Print the data exactly as it is given, please.

══ MATERIAL SHOWN

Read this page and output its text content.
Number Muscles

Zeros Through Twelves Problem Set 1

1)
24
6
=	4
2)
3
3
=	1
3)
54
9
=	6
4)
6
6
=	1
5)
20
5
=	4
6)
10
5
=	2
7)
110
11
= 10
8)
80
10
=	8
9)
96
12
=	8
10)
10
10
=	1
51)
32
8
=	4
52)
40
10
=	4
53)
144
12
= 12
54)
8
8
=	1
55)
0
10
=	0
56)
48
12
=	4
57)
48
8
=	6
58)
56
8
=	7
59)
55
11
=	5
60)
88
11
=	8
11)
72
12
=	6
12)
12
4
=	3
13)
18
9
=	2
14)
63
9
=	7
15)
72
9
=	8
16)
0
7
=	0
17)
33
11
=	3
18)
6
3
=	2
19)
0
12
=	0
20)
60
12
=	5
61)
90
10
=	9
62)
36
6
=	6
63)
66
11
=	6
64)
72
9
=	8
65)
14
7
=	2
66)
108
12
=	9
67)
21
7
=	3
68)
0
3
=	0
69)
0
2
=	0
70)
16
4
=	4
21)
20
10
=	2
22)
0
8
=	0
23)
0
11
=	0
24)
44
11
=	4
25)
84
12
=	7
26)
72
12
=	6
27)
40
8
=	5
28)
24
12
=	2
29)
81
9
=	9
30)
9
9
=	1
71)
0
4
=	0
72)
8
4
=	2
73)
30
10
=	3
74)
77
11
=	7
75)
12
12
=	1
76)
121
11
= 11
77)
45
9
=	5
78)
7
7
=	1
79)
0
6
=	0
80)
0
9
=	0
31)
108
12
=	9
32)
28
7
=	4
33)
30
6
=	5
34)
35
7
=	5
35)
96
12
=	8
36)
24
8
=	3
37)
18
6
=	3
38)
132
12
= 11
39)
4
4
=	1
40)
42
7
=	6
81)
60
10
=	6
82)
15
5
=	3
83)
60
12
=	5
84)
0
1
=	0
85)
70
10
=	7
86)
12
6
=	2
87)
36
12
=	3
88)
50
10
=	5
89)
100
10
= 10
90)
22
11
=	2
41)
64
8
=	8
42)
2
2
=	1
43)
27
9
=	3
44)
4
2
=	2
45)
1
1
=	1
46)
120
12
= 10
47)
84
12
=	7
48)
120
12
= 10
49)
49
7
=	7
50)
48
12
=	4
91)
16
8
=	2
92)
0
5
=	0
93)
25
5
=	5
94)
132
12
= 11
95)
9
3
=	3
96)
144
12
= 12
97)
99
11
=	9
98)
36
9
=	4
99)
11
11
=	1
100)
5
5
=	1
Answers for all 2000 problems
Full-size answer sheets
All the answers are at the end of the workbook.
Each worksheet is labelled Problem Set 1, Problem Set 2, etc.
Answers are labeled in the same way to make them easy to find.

════

## WRITTEN ANSWER
Read this page and output its text content.
Number Muscles

Zeros Through Twelves Problem Set 1

1)
24
6
=	4
2)
3
3
=	1
3)
54
9
=	6
4)
6
6
=	1
5)
20
5
=	4
6)
10
5
=	2
7)
110
11
= 10
8)
80
10
=	8
9)
96
12
=	8
10)
10
10
=	1
51)
32
8
=	4
52)
40
10
=	4
53)
144
12
= 12
54)
8
8
=	1
55)
0
10
=	0
56)
48
12
=	4
57)
48
8
=	6
58)
56
8
=	7
59)
55
11
=	5
60)
88
11
=	8
11)
72
12
=	6
12)
12
4
=	3
13)
18
9
=	2
14)
63
9
=	7
15)
72
9
=	8
16)
0
7
=	0
17)
33
11
=	3
18)
6
3
=	2
19)
0
12
=	0
20)
60
12
=	5
61)
90
10
=	9
62)
36
6
=	6
63)
66
11
=	6
64)
72
9
=	8
65)
14
7
=	2
66)
108
12
=	9
67)
21
7
=	3
68)
0
3
=	0
69)
0
2
=	0
70)
16
4
=	4
21)
20
10
=	2
22)
0
8
=	0
23)
0
11
=	0
24)
44
11
=	4
25)
84
12
=	7
26)
72
12
=	6
27)
40
8
=	5
28)
24
12
=	2
29)
81
9
=	9
30)
9
9
=	1
71)
0
4
=	0
72)
8
4
=	2
73)
30
10
=	3
74)
77
11
=	7
75)
12
12
=	1
76)
121
11
= 11
77)
45
9
=	5
78)
7
7
=	1
79)
0
6
=	0
80)
0
9
=	0
31)
108
12
=	9
32)
28
7
=	4
33)
30
6
=	5
34)
35
7
=	5
35)
96
12
=	8
36)
24
8
=	3
37)
18
6
=	3
38)
132
12
= 11
39)
4
4
=	1
40)
42
7
=	6
81)
60
10
=	6
82)
15
5
=	3
83)
60
12
=	5
84)
0
1
=	0
85)
70
10
=	7
86)
12
6
=	2
87)
36
12
=	3
88)
50
10
=	5
89)
100
10
= 10
90)
22
11
=	2
41)
64
8
=	8
42)
2
2
=	1
43)
27
9
=	3
44)
4
2
=	2
45)
1
1
=	1
46)
120
12
= 10
47)
84
12
=	7
48)
120
12
= 10
49)
49
7
=	7
50)
48
12
=	4
91)
16
8
=	2
92)
0
5
=	0
93)
25
5
=	5
94)
132
12
= 11
95)
9
3
=	3
96)
144
12
= 12
97)
99
11
=	9
98)
36
9
=	4
99)
11
11
=	1
100)
5
5
=	1
Answers for all 2000 problems
Full-size answer sheets
All the answers are at the end of the workbook.
Each worksheet is labelled Problem Set 1, Problem Set 2, etc.
Answers are labeled in the same way to make them easy to find.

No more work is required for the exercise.